- Arbeitsauftrag
Ändere im Material die Zeilen, beginnend bei der Zeile mit „chart-bar-book_id: integer <box>373“ und endend bei der Zeile mit „structure-tag-callout: Structure tag“, indem du „pages“ durch „page_count“ ersetzt. Gib nur diese Zeilen wieder und lass alles andere unverändert.

----

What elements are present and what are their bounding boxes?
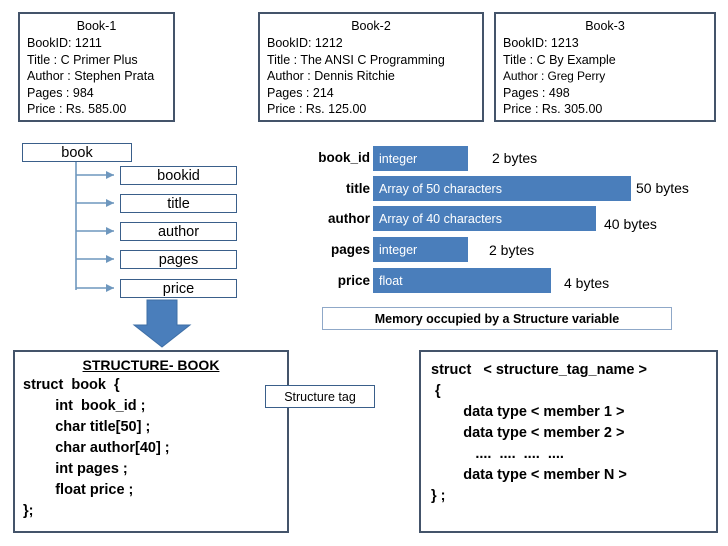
chart-bar-book_id: integer <box>373 146 468 171</box>
code-line: char title[50] ; <box>23 419 151 435</box>
code-line: data type < member N > <box>431 467 627 483</box>
code-line: { <box>431 383 441 399</box>
code-line: struct book { <box>23 377 120 393</box>
chart-category-price: price <box>337 273 370 288</box>
book-card-price: Price : Rs. 585.00 <box>27 102 127 117</box>
code-line: int pages ; <box>23 461 128 477</box>
tree-node-title[interactable]: title <box>120 194 237 213</box>
tree-node-label: bookid <box>157 167 200 184</box>
chart-category-book_id: book_id <box>318 150 370 165</box>
book-card-bookid: BookID: 1211 <box>27 36 102 50</box>
tree-root-label: book <box>61 144 93 161</box>
chart-value-author: 40 bytes <box>604 216 657 232</box>
tree-node-label: author <box>157 223 200 240</box>
code-line: .... .... .... .... <box>431 446 564 462</box>
book-card-title: Book-2 <box>351 19 391 33</box>
code-line: data type < member 2 > <box>431 425 625 441</box>
chart-bar-label: integer <box>379 242 418 257</box>
code-line: } ; <box>431 488 446 504</box>
tree-node-author[interactable]: author <box>120 222 237 241</box>
book-card-author: Author : Greg Perry <box>503 69 606 84</box>
chart-category-pages: pages <box>330 242 370 257</box>
book-card-author: Author : Dennis Ritchie <box>267 69 395 84</box>
chart-value-price: 4 bytes <box>564 275 610 291</box>
code-line: struct < structure_tag_name > <box>431 362 647 378</box>
book-card-3: Book-3 BookID: 1213 Title : C By Example… <box>494 12 716 122</box>
structure-tag-callout: Structure tag <box>265 385 375 408</box>
book-card-price: Price : Rs. 305.00 <box>503 102 603 117</box>
chart-category-author: author <box>328 211 370 226</box>
chart-bar-title: Array of 50 characters <box>373 176 631 201</box>
chart-bar-label: integer <box>379 151 418 166</box>
tree-node-label: title <box>167 195 190 212</box>
code-line: float price ; <box>23 482 134 498</box>
tree-node-bookid[interactable]: bookid <box>120 166 237 185</box>
tree-node-price[interactable]: price <box>120 279 237 298</box>
structure-book-title: STRUCTURE- BOOK <box>82 357 220 373</box>
tree-node-pages[interactable]: pages <box>120 250 237 269</box>
structure-tag-label: Structure tag <box>284 389 356 404</box>
memory-caption-label: Memory occupied by a Structure variable <box>374 311 620 326</box>
book-card-title: Book-3 <box>585 19 625 33</box>
book-card-1: Book-1 BookID: 1211 Title : C Primer Plu… <box>18 12 175 122</box>
book-card-title: Book-1 <box>76 19 117 33</box>
book-card-title-line: Title : C Primer Plus <box>27 52 138 67</box>
chart-bar-label: Array of 50 characters <box>379 181 502 196</box>
structure-book-panel: STRUCTURE- BOOK struct book { int book_i… <box>13 350 289 533</box>
book-card-title-line: Title : C By Example <box>503 52 616 67</box>
down-arrow-icon <box>132 299 192 348</box>
code-line: int book_id ; <box>23 398 146 414</box>
code-line: }; <box>23 503 34 519</box>
book-card-author: Author : Stephen Prata <box>27 69 155 84</box>
book-card-bookid: BookID: 1213 <box>503 36 579 50</box>
chart-bar-label: float <box>379 273 403 288</box>
book-card-bookid: BookID: 1212 <box>267 36 343 50</box>
book-card-pages: Pages : 984 <box>27 85 94 100</box>
book-card-price: Price : Rs. 125.00 <box>267 102 367 117</box>
memory-caption-box: Memory occupied by a Structure variable <box>322 307 672 330</box>
book-card-pages: Pages : 214 <box>267 85 334 100</box>
chart-bar-pages: integer <box>373 237 468 262</box>
book-card-pages: Pages : 498 <box>503 85 570 100</box>
book-card-2: Book-2 BookID: 1212 Title : The ANSI C P… <box>258 12 484 122</box>
chart-value-book_id: 2 bytes <box>492 150 538 166</box>
tree-node-label: price <box>162 280 195 297</box>
chart-value-pages: 2 bytes <box>489 242 535 258</box>
code-line: data type < member 1 > <box>431 404 625 420</box>
tree-root-book[interactable]: book <box>22 143 132 162</box>
chart-bar-author: Array of 40 characters <box>373 206 596 231</box>
book-card-title-line: Title : The ANSI C Programming <box>267 52 445 67</box>
chart-bar-price: float <box>373 268 551 293</box>
chart-category-title: title <box>345 181 370 196</box>
syntax-panel: struct < structure_tag_name > { data typ… <box>419 350 718 533</box>
chart-value-title: 50 bytes <box>636 180 689 196</box>
tree-node-label: pages <box>158 251 199 268</box>
chart-bar-label: Array of 40 characters <box>379 211 502 226</box>
code-line: char author[40] ; <box>23 440 170 456</box>
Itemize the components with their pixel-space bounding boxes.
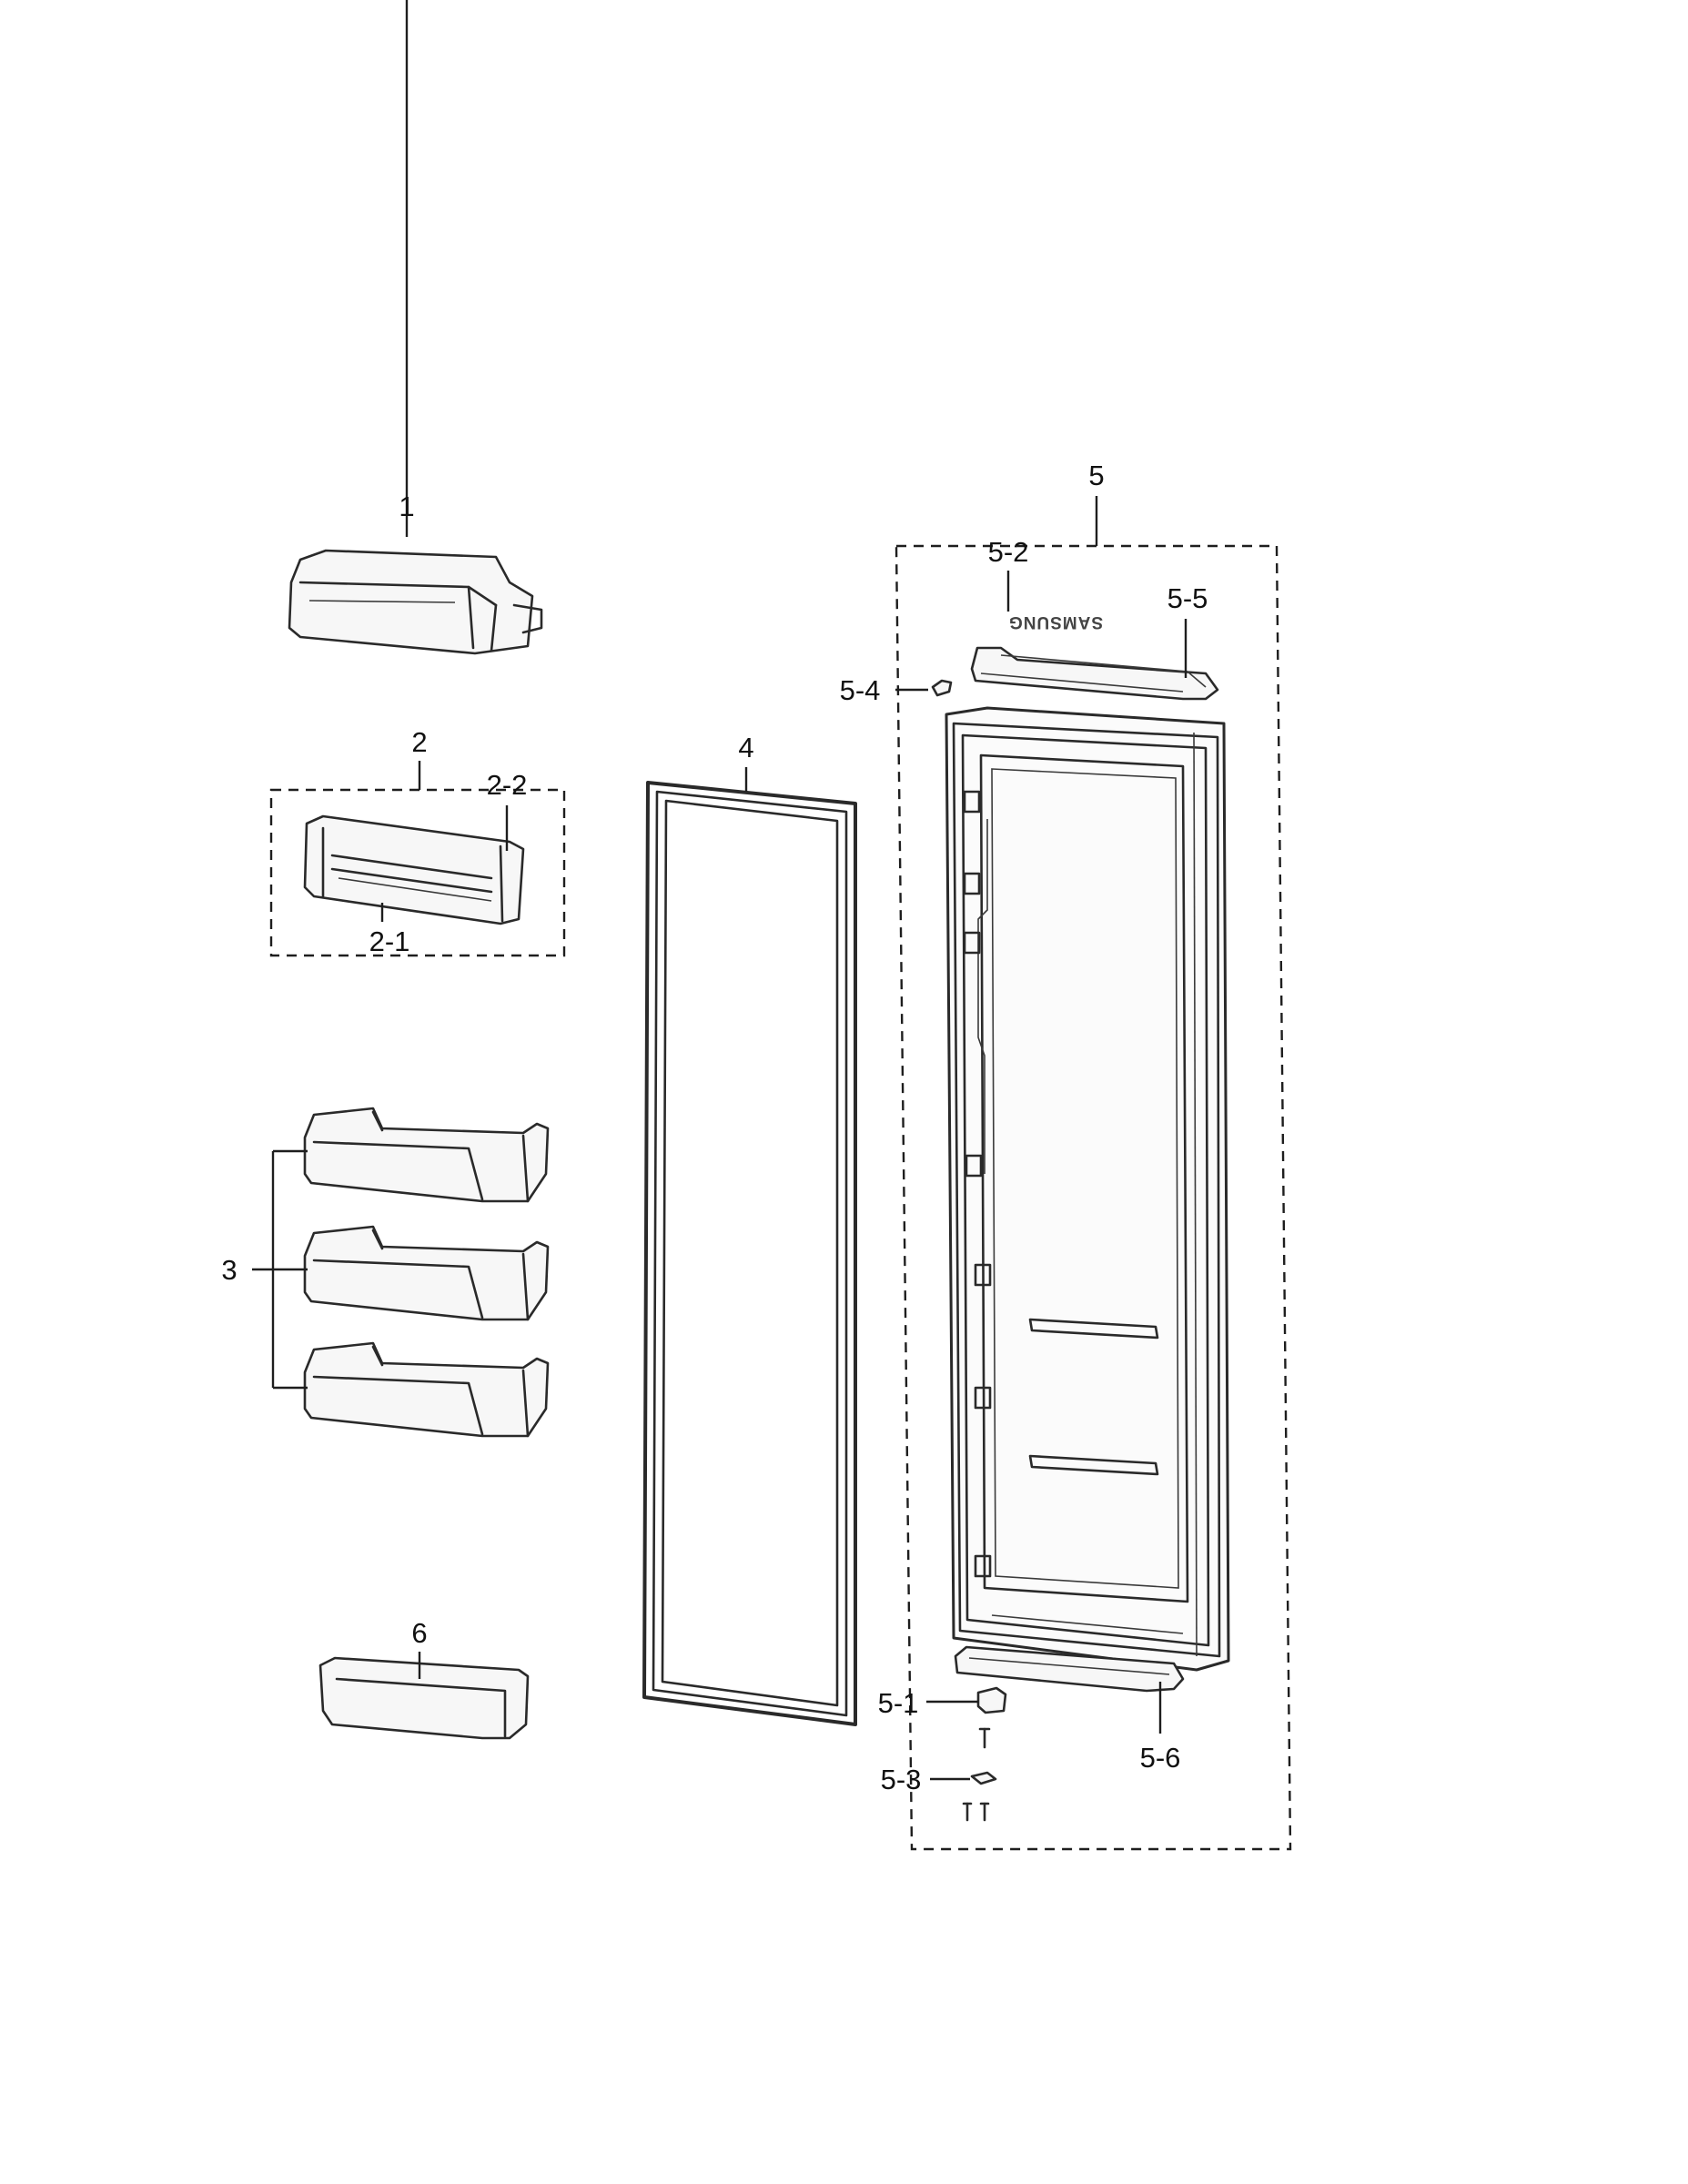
callout-5: 5 xyxy=(1088,460,1104,491)
part-5-5-door-top-cap xyxy=(970,646,1219,701)
part-5-6-door-bottom-cap xyxy=(954,1645,1185,1693)
part-6-bottom-door-bin xyxy=(318,1656,530,1740)
callout-5-5: 5-5 xyxy=(1167,582,1208,614)
part-5-3-hinge-pin xyxy=(970,1771,997,1785)
callout-3: 3 xyxy=(221,1254,237,1286)
callout-2-1: 2-1 xyxy=(369,925,410,957)
callout-5-6: 5-6 xyxy=(1140,1742,1181,1774)
callout-1: 1 xyxy=(399,490,414,522)
part-5-4-hinge-cap xyxy=(931,679,953,697)
part-2-group-box xyxy=(269,788,566,957)
leader-3-bracket xyxy=(252,1149,308,1390)
screw-pair-icon xyxy=(962,1802,990,1822)
part-3-door-bin-middle xyxy=(303,1225,550,1321)
callout-6: 6 xyxy=(411,1617,427,1649)
part-2-shelf-rack xyxy=(303,814,525,925)
screw-icon xyxy=(978,1727,991,1749)
callout-5-3: 5-3 xyxy=(881,1764,922,1795)
callout-5-2: 5-2 xyxy=(988,536,1029,568)
part-3-door-bin-upper xyxy=(303,1107,550,1203)
callout-5-4: 5-4 xyxy=(840,674,881,706)
callout-2-2: 2-2 xyxy=(487,769,528,801)
part-5-1-hinge-bracket xyxy=(976,1686,1007,1714)
svg-text:SAMSUNG: SAMSUNG xyxy=(1008,612,1103,632)
callout-2: 2 xyxy=(411,726,427,758)
part-5-door-body xyxy=(945,706,1230,1672)
part-4-door-gasket xyxy=(642,781,857,1726)
callout-4: 4 xyxy=(738,732,753,763)
callout-5-1: 5-1 xyxy=(878,1687,919,1719)
part-3-door-bin-lower xyxy=(303,1341,550,1438)
part-5-group-box xyxy=(895,544,1292,1851)
part-5-2-brand-emblem: SAMSUNG xyxy=(1008,612,1103,632)
part-1-door-bin-cover xyxy=(288,549,543,655)
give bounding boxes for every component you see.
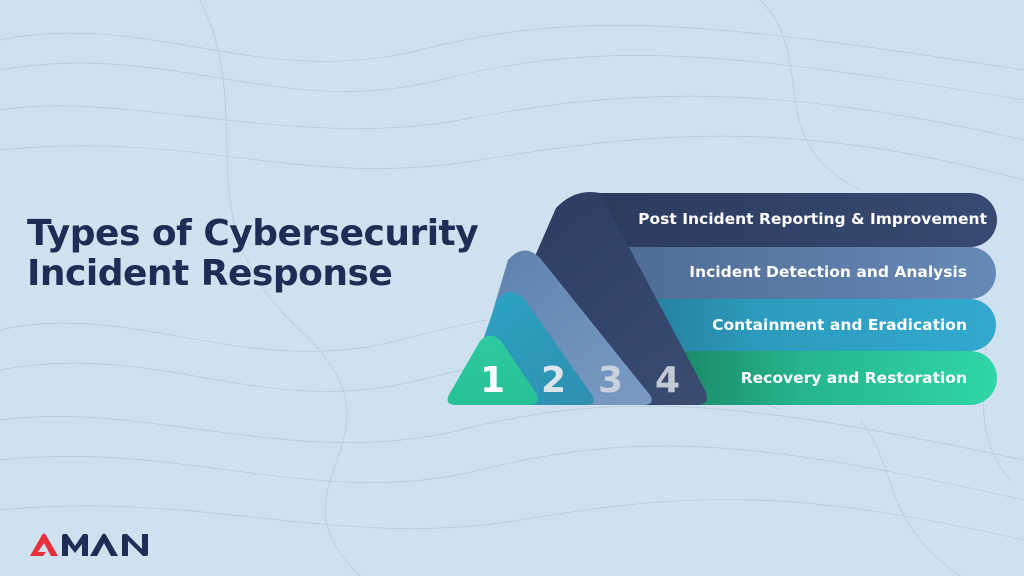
bar-step-3 — [600, 247, 996, 299]
triangle-step-1 — [447, 335, 538, 405]
step-number-1: 1 — [480, 360, 506, 401]
step-number-3: 3 — [598, 360, 624, 401]
bar-label-step-3: Incident Detection and Analysis — [689, 263, 967, 281]
title-line-1: Types of Cybersecurity — [27, 213, 479, 254]
bar-label-step-4: Post Incident Reporting & Improvement — [638, 210, 987, 228]
bar-label-step-1: Recovery and Restoration — [740, 369, 967, 387]
bar-step-2 — [600, 299, 996, 351]
title-line-2: Incident Response — [27, 253, 393, 294]
step-number-4: 4 — [655, 360, 681, 401]
bar-label-step-2: Containment and Eradication — [712, 316, 967, 334]
step-number-2: 2 — [541, 360, 567, 401]
bar-step-4 — [600, 193, 997, 247]
bar-step-1 — [640, 351, 997, 405]
logo-mark-icon — [30, 533, 148, 556]
aman-logo — [28, 532, 158, 562]
page-title: Types of Cybersecurity Incident Response — [27, 213, 479, 294]
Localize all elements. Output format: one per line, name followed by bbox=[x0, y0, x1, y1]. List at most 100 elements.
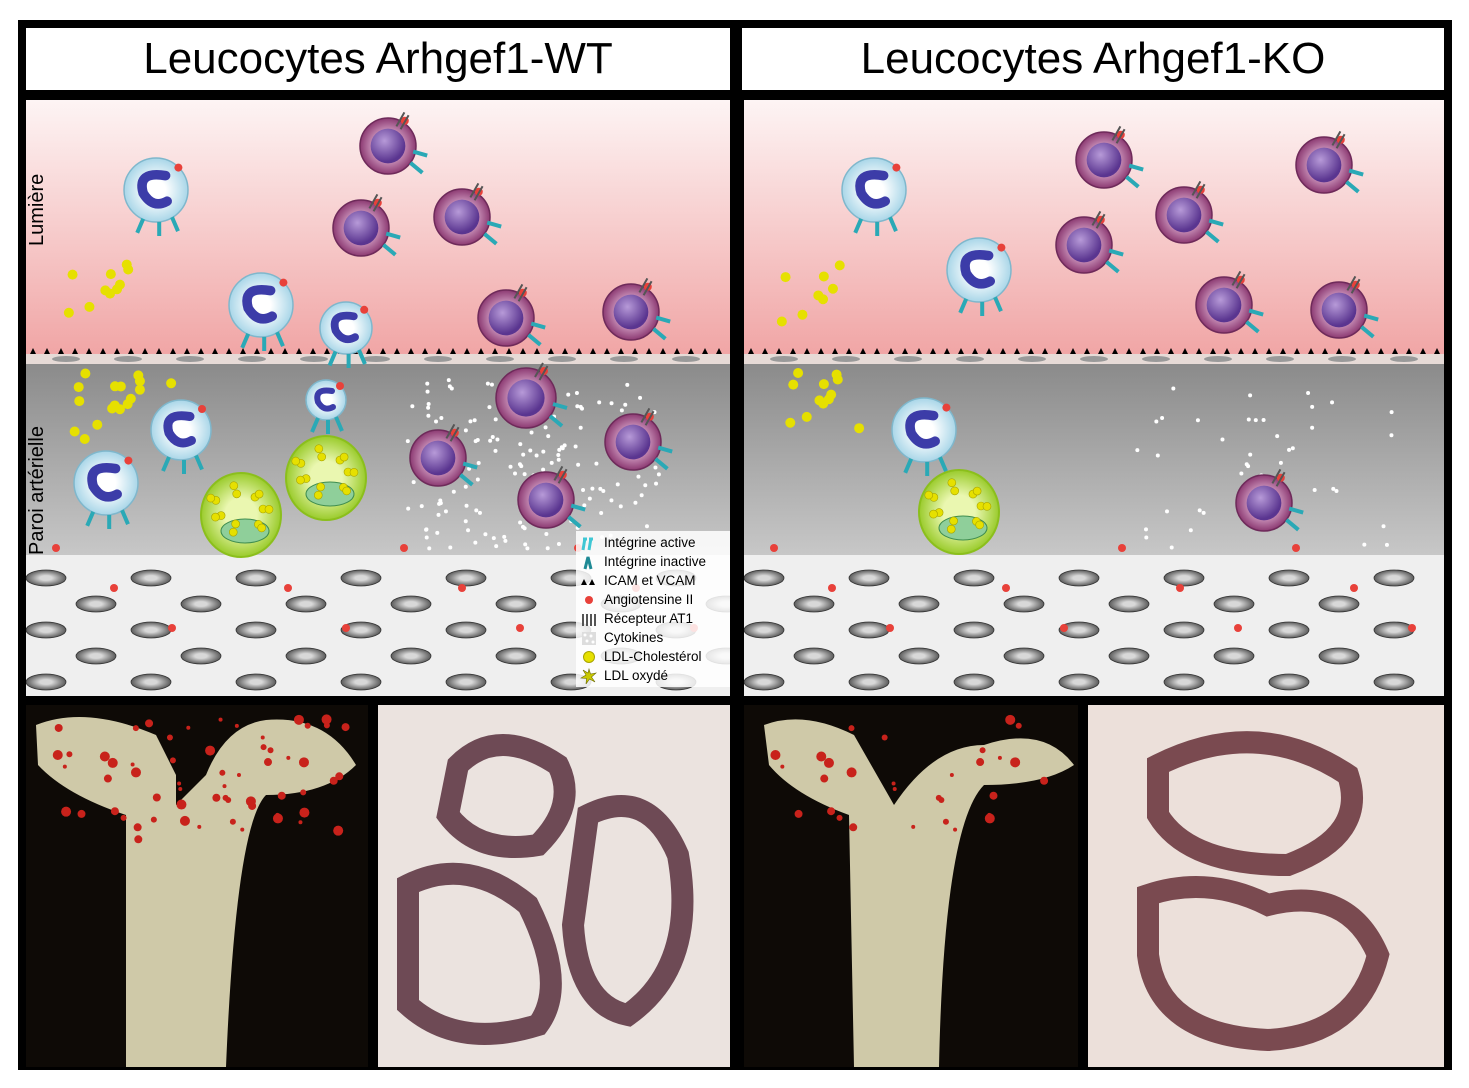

----

- Antwort folgt
chart-bar-book_id: integer <box>373 146 468 171</box>
code-line: char title[50] ; <box>23 419 151 435</box>
code-line: data type < member N > <box>431 467 627 483</box>
code-line: { <box>431 383 441 399</box>
code-line: struct book { <box>23 377 120 393</box>
chart-category-price: price <box>337 273 370 288</box>
book-card-price: Price : Rs. 585.00 <box>27 102 127 117</box>
code-line: int page_count ; <box>23 461 128 477</box>
tree-node-title[interactable]: title <box>120 194 237 213</box>
tree-node-label: bookid <box>157 167 200 184</box>
chart-category-book_id: book_id <box>318 150 370 165</box>
book-card-bookid: BookID: 1211 <box>27 36 102 50</box>
tree-root-label: book <box>61 144 93 161</box>
chart-value-author: 40 bytes <box>604 216 657 232</box>
tree-node-label: author <box>157 223 200 240</box>
code-line: .... .... .... .... <box>431 446 564 462</box>
book-card-title: Book-2 <box>351 19 391 33</box>
code-line: data type < member 2 > <box>431 425 625 441</box>
chart-bar-label: integer <box>379 242 418 257</box>
code-line: } ; <box>431 488 446 504</box>
tree-node-author[interactable]: author <box>120 222 237 241</box>
book-card-author: Author : Greg Perry <box>503 69 606 84</box>
chart-category-page_count: page_count <box>330 242 370 257</box>
book-card-author: Author : Dennis Ritchie <box>267 69 395 84</box>
chart-value-price: 4 bytes <box>564 275 610 291</box>
code-line: struct < structure_tag_name > <box>431 362 647 378</box>
book-card-3: Book-3 BookID: 1213 Title : C By Example… <box>494 12 716 122</box>
structure-tag-callout: Structure tag <box>265 385 375 408</box>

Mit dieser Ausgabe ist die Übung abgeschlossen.